Items from a dataset
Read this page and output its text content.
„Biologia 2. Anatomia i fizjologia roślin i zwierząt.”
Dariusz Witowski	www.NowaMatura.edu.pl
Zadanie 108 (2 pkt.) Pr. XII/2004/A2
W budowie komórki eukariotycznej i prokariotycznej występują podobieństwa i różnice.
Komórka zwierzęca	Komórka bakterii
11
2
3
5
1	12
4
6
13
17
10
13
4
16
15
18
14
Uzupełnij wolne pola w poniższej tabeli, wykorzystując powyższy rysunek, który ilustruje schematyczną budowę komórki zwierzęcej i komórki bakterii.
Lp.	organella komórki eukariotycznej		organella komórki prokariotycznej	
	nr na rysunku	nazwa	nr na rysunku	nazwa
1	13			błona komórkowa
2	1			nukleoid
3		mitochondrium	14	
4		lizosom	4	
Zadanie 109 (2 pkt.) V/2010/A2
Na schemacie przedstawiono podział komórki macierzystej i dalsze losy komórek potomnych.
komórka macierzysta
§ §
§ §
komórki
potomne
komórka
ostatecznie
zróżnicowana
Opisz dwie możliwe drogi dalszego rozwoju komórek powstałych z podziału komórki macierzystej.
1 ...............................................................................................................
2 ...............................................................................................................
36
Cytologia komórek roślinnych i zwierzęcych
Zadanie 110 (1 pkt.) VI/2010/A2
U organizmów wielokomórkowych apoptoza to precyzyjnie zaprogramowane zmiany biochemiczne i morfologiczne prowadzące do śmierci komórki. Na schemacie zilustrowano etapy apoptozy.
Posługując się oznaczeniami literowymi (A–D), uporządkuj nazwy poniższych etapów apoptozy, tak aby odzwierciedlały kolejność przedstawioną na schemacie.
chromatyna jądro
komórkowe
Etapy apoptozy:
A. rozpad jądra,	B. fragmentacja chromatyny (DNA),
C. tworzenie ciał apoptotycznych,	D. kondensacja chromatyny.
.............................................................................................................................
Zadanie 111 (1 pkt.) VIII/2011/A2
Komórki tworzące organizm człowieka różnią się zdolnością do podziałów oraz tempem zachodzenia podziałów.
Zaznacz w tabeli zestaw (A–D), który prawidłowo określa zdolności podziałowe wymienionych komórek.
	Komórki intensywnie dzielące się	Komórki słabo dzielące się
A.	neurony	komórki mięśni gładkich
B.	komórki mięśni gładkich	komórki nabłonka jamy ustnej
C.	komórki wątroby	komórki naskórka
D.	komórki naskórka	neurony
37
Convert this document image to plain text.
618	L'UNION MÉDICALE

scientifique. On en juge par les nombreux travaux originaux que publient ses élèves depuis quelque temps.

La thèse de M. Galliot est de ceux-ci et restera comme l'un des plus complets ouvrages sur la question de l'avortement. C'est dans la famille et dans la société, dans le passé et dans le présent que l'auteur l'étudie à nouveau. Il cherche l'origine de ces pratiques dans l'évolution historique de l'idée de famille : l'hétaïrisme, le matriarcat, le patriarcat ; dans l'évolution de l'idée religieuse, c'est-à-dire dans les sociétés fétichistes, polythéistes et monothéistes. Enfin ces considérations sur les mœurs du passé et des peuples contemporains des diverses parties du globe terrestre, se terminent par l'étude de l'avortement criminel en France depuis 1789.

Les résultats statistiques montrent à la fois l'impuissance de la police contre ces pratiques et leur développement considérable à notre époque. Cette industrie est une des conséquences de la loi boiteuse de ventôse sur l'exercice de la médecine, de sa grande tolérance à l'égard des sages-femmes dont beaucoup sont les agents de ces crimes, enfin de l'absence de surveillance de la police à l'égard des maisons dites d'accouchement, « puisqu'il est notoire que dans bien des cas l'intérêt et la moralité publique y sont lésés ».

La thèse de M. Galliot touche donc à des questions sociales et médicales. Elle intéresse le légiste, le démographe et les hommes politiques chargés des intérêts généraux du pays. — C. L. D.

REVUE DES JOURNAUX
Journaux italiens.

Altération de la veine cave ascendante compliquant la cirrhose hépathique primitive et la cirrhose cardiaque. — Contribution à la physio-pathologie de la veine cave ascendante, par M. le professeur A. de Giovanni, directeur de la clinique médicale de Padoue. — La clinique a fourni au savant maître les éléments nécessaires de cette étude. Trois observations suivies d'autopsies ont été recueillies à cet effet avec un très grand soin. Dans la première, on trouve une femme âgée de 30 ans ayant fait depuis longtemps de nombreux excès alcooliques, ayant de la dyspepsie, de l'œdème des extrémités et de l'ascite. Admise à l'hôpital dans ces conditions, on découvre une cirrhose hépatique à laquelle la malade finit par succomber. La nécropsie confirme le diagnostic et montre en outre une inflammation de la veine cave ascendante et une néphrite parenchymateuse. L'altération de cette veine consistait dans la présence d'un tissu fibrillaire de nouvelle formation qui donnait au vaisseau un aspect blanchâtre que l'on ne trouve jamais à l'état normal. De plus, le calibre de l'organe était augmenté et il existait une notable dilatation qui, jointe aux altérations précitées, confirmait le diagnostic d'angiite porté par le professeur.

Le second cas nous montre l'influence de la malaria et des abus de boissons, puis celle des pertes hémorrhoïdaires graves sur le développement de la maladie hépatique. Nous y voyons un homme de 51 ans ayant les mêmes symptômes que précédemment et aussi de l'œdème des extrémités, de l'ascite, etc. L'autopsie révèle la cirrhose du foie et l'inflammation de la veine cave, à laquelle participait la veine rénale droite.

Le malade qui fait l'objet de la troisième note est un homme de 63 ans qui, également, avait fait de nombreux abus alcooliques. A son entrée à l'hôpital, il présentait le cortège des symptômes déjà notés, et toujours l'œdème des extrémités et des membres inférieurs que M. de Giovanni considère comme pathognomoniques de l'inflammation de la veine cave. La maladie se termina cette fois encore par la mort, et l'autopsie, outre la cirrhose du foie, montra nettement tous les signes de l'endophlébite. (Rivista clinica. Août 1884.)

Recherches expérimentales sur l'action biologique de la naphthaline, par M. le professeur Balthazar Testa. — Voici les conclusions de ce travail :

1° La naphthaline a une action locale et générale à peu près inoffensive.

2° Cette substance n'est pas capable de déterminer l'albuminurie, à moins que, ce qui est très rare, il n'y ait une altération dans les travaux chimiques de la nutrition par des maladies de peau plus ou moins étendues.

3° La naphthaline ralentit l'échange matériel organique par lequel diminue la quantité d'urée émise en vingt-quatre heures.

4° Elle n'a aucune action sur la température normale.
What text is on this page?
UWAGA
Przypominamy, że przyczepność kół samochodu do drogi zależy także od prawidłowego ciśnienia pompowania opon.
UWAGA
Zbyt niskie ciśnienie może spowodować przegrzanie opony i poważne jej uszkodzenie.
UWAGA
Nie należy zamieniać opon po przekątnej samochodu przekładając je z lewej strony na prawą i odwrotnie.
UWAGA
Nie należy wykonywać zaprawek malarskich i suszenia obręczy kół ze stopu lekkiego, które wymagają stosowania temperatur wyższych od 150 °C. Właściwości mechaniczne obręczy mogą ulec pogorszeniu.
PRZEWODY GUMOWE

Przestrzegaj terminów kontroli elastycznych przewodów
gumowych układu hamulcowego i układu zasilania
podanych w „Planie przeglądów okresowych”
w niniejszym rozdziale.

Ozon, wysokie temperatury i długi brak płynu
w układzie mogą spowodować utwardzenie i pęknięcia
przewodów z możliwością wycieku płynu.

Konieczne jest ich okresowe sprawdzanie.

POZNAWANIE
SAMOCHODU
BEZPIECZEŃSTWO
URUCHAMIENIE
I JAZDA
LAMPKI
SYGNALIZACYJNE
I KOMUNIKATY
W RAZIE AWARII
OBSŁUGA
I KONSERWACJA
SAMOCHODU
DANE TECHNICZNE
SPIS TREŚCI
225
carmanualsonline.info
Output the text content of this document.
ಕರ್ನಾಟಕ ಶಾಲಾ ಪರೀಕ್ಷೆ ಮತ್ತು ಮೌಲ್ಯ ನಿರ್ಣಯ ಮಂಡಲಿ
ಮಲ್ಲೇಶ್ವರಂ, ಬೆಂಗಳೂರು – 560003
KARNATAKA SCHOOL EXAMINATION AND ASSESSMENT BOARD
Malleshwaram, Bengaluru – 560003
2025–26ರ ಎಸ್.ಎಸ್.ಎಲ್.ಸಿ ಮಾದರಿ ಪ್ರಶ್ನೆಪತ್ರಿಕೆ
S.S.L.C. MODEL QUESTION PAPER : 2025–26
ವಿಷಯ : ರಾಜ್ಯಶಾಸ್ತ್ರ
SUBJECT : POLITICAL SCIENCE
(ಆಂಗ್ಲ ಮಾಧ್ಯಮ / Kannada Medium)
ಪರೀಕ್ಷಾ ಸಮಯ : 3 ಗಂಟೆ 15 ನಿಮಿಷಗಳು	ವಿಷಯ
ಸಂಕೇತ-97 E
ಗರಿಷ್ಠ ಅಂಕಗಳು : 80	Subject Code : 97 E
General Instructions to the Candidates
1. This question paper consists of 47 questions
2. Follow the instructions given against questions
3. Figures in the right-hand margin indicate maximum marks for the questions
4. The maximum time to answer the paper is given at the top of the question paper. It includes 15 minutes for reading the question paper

** Directions **
List every line above containing the word "ascite".

** Right answer **
Altération de la veine cave ascendante compliquant la cirrhose hépathique primitive et la cirrhose cardiaque. — Contribution à la physio-pathologie de la veine cave ascendante, par M. le professeur A. de Giovanni, directeur de la clinique médicale de Padoue. — La clinique a fourni au savant maître les éléments nécessaires de cette étude. Trois observations suivies d'autopsies ont été recueillies à cet effet avec un très grand soin. Dans la première, on trouve une femme âgée de 30 ans ayant fait depuis longtemps de nombreux excès alcooliques, ayant de la dyspepsie, de l'œdème des extrémités et de l'ascite. Admise à l'hôpital dans ces conditions, on découvre une cirrhose hépatique à laquelle la malade finit par succomber. La nécropsie confirme le diagnostic et montre en outre une inflammation de la veine cave ascendante et une néphrite parenchymateuse. L'altération de cette veine consistait dans la présence d'un tissu fibrillaire de nouvelle formation qui donnait au vaisseau un aspect blanchâtre que l'on ne trouve jamais à l'état normal. De plus, le calibre de l'organe était augmenté et il existait une notable dilatation qui, jointe aux altérations précitées, confirmait le diagnostic d'angiite porté par le professeur.
Le second cas nous montre l'influence de la malaria et des abus de boissons, puis celle des pertes hémorrhoïdaires graves sur le développement de la maladie hépatique. Nous y voyons un homme de 51 ans ayant les mêmes symptômes que précédemment et aussi de l'œdème des extrémités, de l'ascite, etc. L'autopsie révèle la cirrhose du foie et l'inflammation de la veine cave, à laquelle participait la veine rénale droite.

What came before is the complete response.